-- BEGIN --

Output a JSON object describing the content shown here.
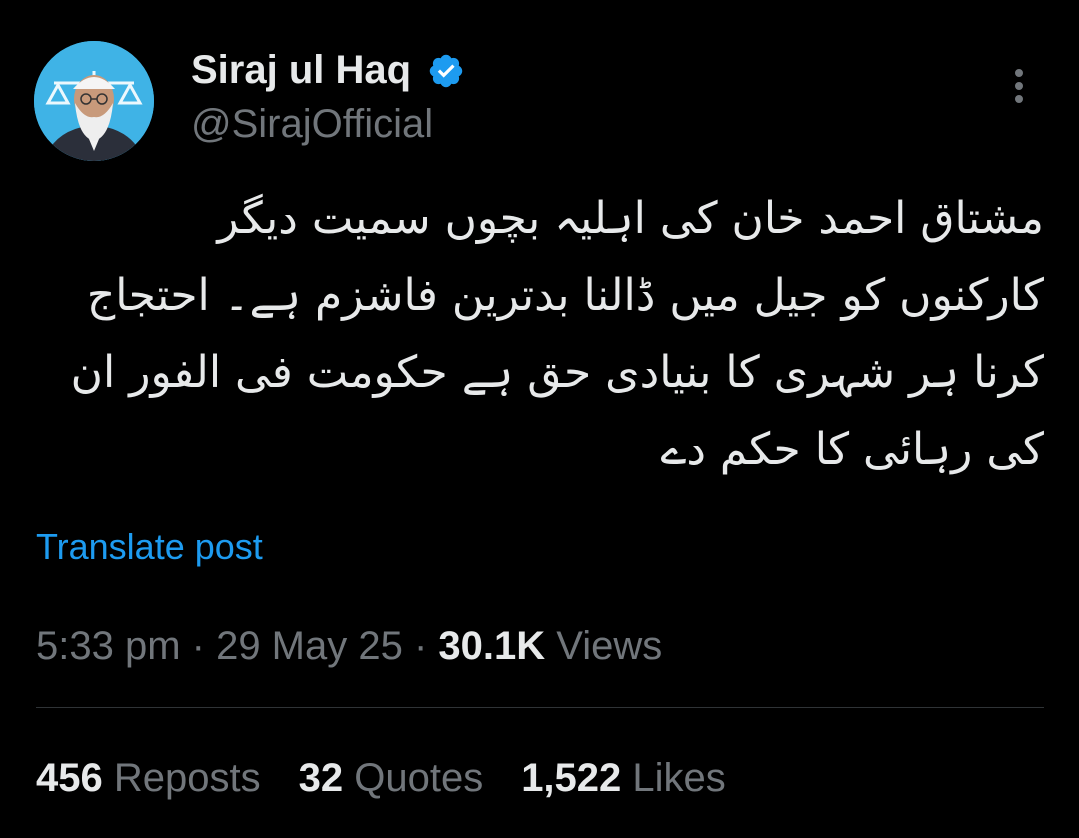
{
  "author": {
    "display_name": "Siraj ul Haq",
    "handle": "@SirajOfficial",
    "verified_color": "#1d9bf0",
    "avatar_icon": "profile-photo"
  },
  "tweet": {
    "lines": [
      "مشتاق احمد خان کی اہلیہ بچوں سمیت دیگر",
      "کارکنوں کو جیل میں ڈالنا بدترین فاشزم ہے۔ احتجاج",
      "کرنا ہر شہری کا بنیادی حق ہے حکومت فی الفور ان",
      "کی رہائی کا حکم دے"
    ],
    "translate_label": "Translate post"
  },
  "meta": {
    "time": "5:33 pm",
    "sep1": " · ",
    "date": "29 May 25",
    "sep2": " · ",
    "views_count": "30.1K",
    "views_label": " Views"
  },
  "stats": [
    {
      "count": "456",
      "label": " Reposts"
    },
    {
      "count": "32",
      "label": " Quotes"
    },
    {
      "count": "1,522",
      "label": " Likes"
    }
  ],
  "colors": {
    "background": "#000000",
    "primary_text": "#e7e9ea",
    "secondary_text": "#71767b",
    "accent": "#1d9bf0"
  }
}
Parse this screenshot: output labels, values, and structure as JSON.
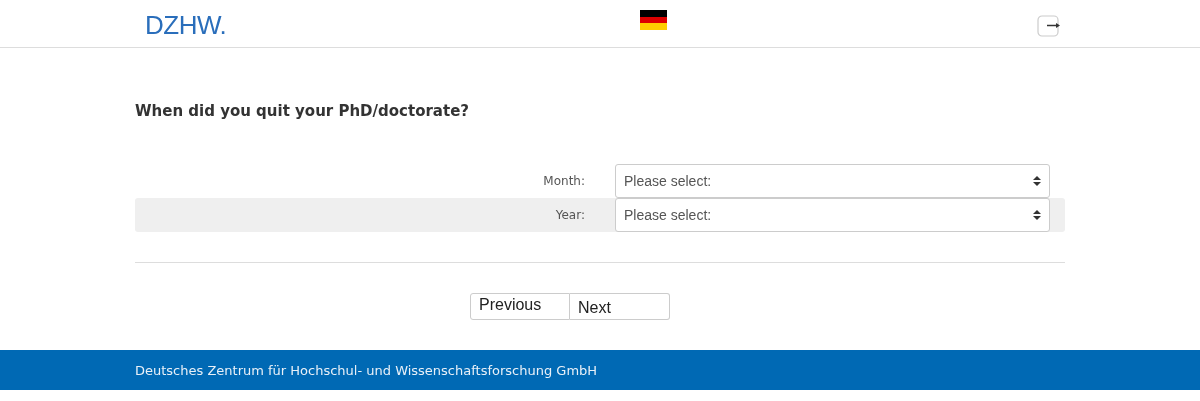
{
  "header": {
    "logo": "DZHW."
  },
  "question": "When did you quit your PhD/doctorate?",
  "fields": [
    {
      "label": "Month:",
      "placeholder": "Please select:"
    },
    {
      "label": "Year:",
      "placeholder": "Please select:"
    }
  ],
  "buttons": [
    "Previous",
    "Next"
  ],
  "footer": "Deutsches Zentrum für Hochschul- und Wissenschaftsforschung GmbH"
}
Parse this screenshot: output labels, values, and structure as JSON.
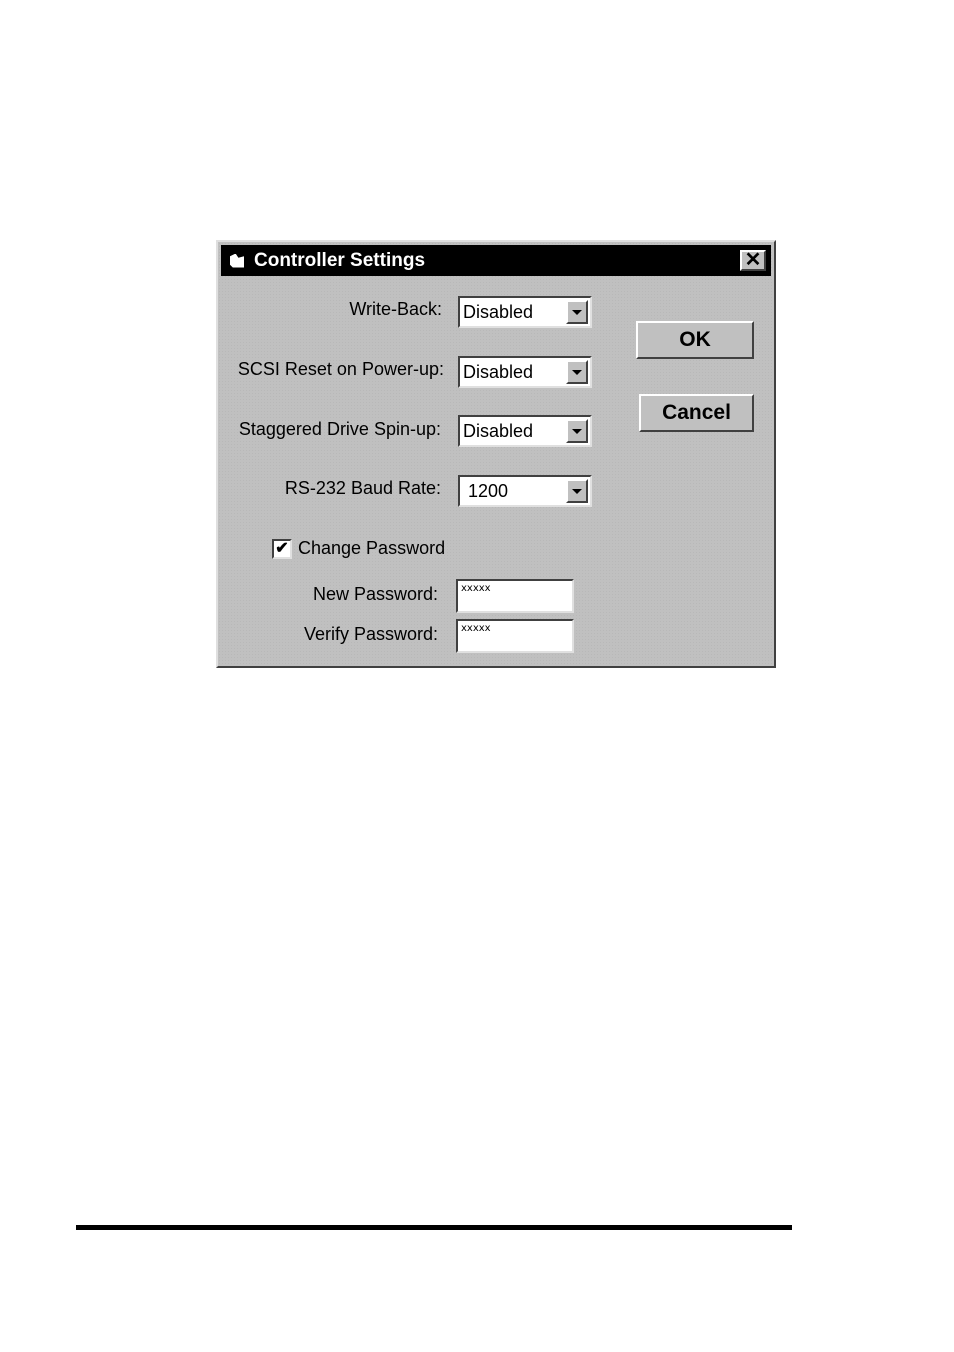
{
  "dialog": {
    "title": "Controller Settings",
    "title_icon": "controller-app-icon",
    "close_label": "✕",
    "fields": [
      {
        "label": "Write-Back:",
        "value": "Disabled"
      },
      {
        "label": "SCSI Reset on Power-up:",
        "value": "Disabled"
      },
      {
        "label": "Staggered Drive Spin-up:",
        "value": "Disabled"
      },
      {
        "label": "RS-232 Baud Rate:",
        "value": "1200"
      }
    ],
    "change_password": {
      "label": "Change Password",
      "checked": true,
      "check_glyph": "✔"
    },
    "new_password": {
      "label": "New Password:",
      "value": "xxxxx"
    },
    "verify_password": {
      "label": "Verify Password:",
      "value": "xxxxx"
    },
    "buttons": {
      "ok": "OK",
      "cancel": "Cancel"
    }
  }
}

-- END --

Above are records with pictures; repeat the records exactly and leave the pictures out.

FINISHED EXERCISE:
Output a JSON object describing the content shown here.
{
  "author": {
    "display_name": "Siraj ul Haq",
    "handle": "@SirajOfficial",
    "verified_color": "#1d9bf0",
    "avatar_icon": "profile-photo"
  },
  "tweet": {
    "lines": [
      "مشتاق احمد خان کی اہلیہ بچوں سمیت دیگر",
      "کارکنوں کو جیل میں ڈالنا بدترین فاشزم ہے۔ احتجاج",
      "کرنا ہر شہری کا بنیادی حق ہے حکومت فی الفور ان",
      "کی رہائی کا حکم دے"
    ],
    "translate_label": "Translate post"
  },
  "meta": {
    "time": "5:33 pm",
    "sep1": " · ",
    "date": "29 May 25",
    "sep2": " · ",
    "views_count": "30.1K",
    "views_label": " Views"
  },
  "stats": [
    {
      "count": "456",
      "label": " Reposts"
    },
    {
      "count": "32",
      "label": " Quotes"
    },
    {
      "count": "1,522",
      "label": " Likes"
    }
  ],
  "colors": {
    "background": "#000000",
    "primary_text": "#e7e9ea",
    "secondary_text": "#71767b",
    "accent": "#1d9bf0"
  }
}
Parse this screenshot: output labels, values, and structure as JSON.
{
  "header": {
    "logo": "DZHW."
  },
  "question": "When did you quit your PhD/doctorate?",
  "fields": [
    {
      "label": "Month:",
      "placeholder": "Please select:"
    },
    {
      "label": "Year:",
      "placeholder": "Please select:"
    }
  ],
  "buttons": [
    "Previous",
    "Next"
  ],
  "footer": "Deutsches Zentrum für Hochschul- und Wissenschaftsforschung GmbH"
}
Parse this screenshot: output labels, values, and structure as JSON.
{
  "dialog": {
    "title": "Controller Settings",
    "title_icon": "controller-app-icon",
    "close_label": "✕",
    "fields": [
      {
        "label": "Write-Back:",
        "value": "Disabled"
      },
      {
        "label": "SCSI Reset on Power-up:",
        "value": "Disabled"
      },
      {
        "label": "Staggered Drive Spin-up:",
        "value": "Disabled"
      },
      {
        "label": "RS-232 Baud Rate:",
        "value": "1200"
      }
    ],
    "change_password": {
      "label": "Change Password",
      "checked": true,
      "check_glyph": "✔"
    },
    "new_password": {
      "label": "New Password:",
      "value": "xxxxx"
    },
    "verify_password": {
      "label": "Verify Password:",
      "value": "xxxxx"
    },
    "buttons": {
      "ok": "OK",
      "cancel": "Cancel"
    }
  }
}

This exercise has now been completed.